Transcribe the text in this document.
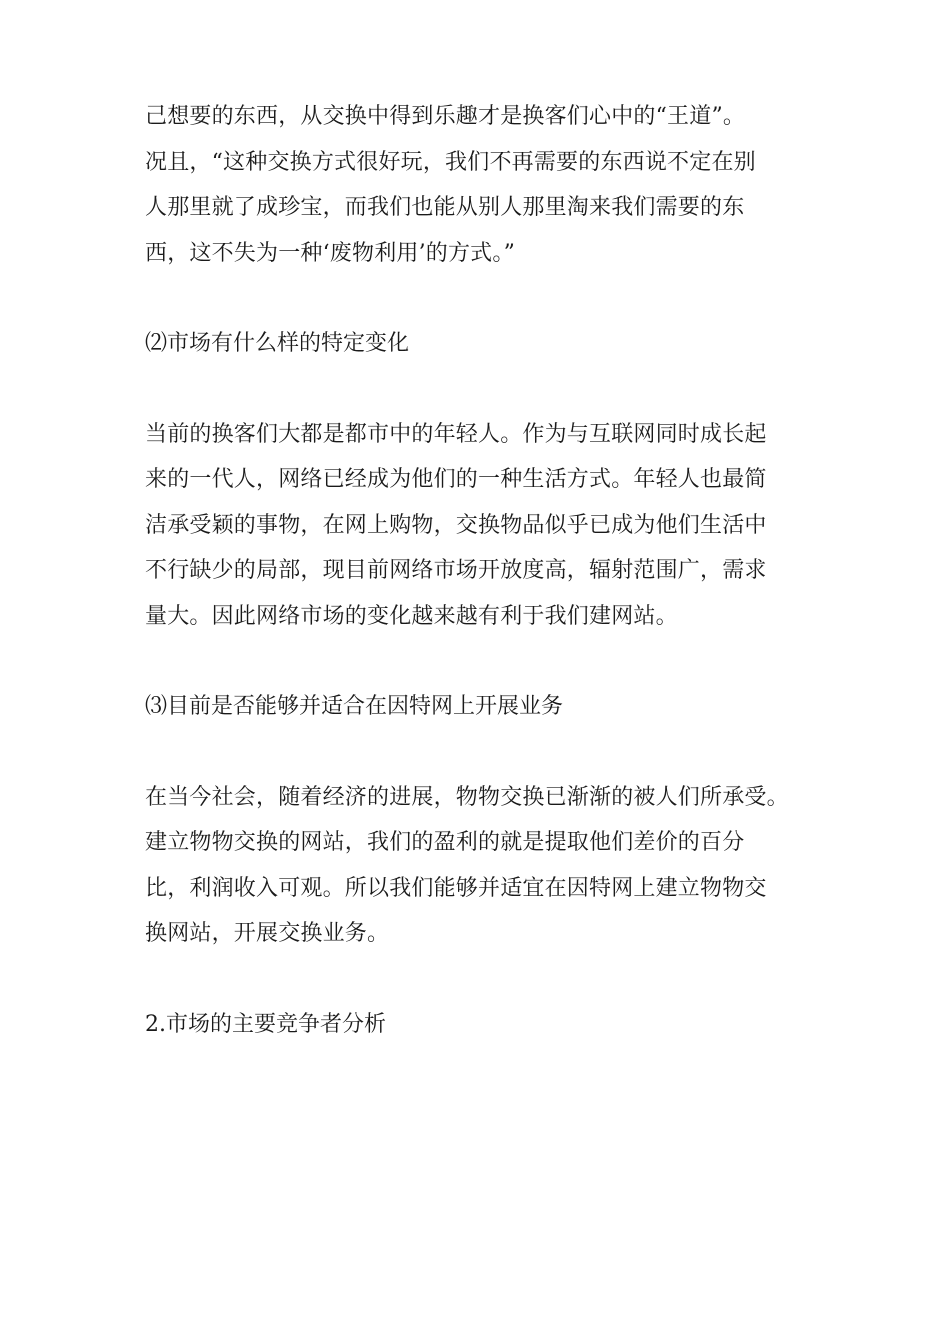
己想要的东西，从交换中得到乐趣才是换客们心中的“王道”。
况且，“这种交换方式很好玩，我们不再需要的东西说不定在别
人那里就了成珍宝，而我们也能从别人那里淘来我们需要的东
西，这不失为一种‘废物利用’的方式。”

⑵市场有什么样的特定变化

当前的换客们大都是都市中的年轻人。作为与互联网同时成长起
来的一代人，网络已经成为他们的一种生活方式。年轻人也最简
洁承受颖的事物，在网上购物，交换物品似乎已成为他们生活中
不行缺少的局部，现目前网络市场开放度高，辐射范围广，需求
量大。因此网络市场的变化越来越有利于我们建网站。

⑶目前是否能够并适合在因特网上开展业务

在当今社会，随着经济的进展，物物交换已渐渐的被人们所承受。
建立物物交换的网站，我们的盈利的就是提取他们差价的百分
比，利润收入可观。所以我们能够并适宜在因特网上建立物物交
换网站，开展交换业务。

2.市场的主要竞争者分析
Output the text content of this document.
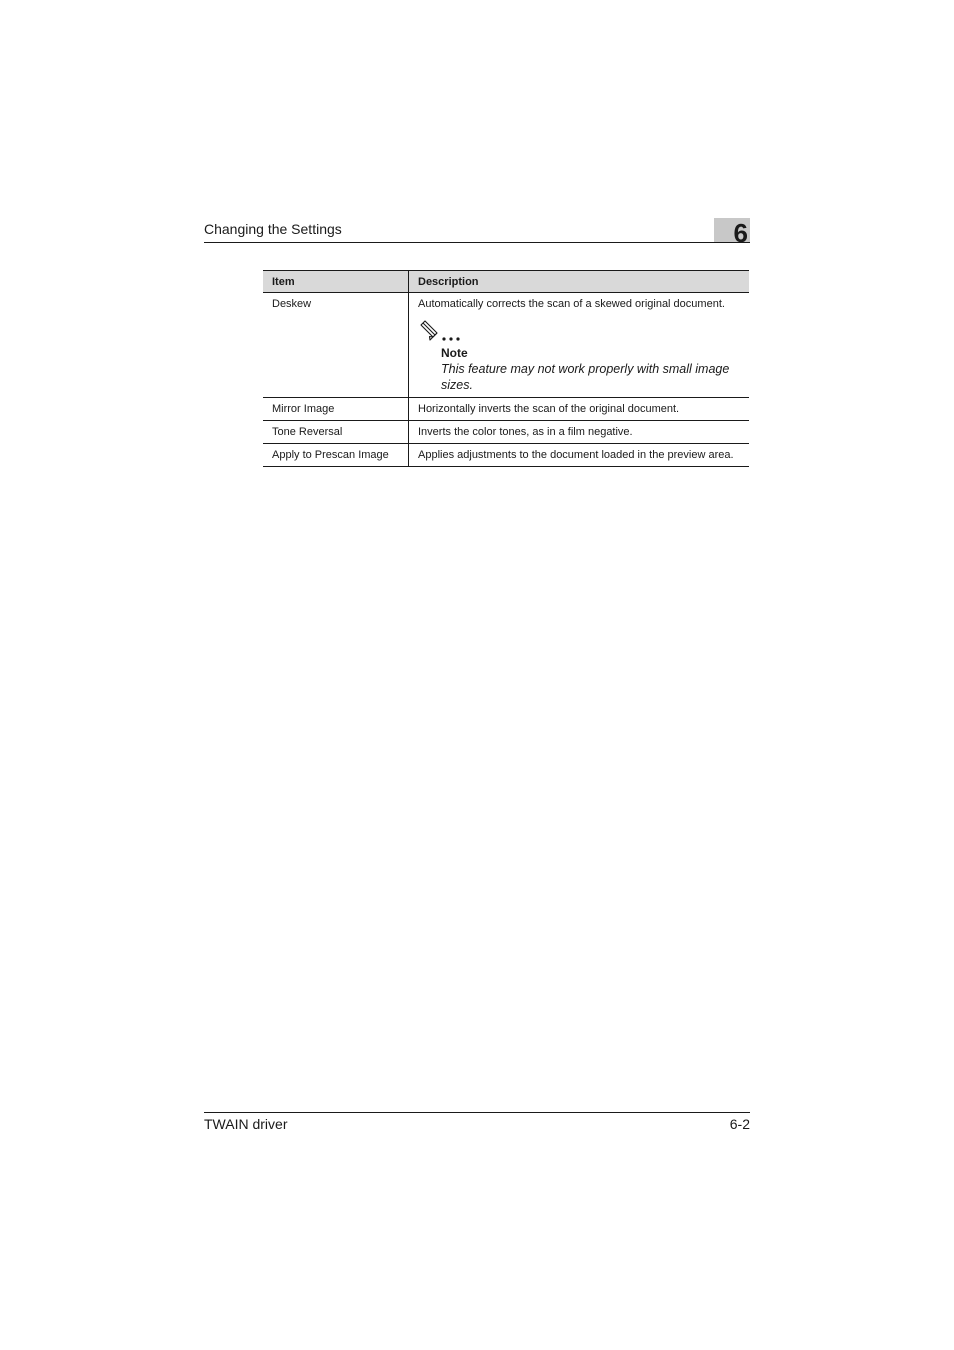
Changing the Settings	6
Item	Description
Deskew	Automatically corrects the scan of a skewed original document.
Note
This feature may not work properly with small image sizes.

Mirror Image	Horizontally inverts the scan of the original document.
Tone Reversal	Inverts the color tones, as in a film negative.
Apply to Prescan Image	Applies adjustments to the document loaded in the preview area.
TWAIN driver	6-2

EXERCISE DESCRIPTION: Which lines contain "text"? Copy each of them.

SOLVED EXERCISE:
Transcribe the text in this document.
Output the text content of this document.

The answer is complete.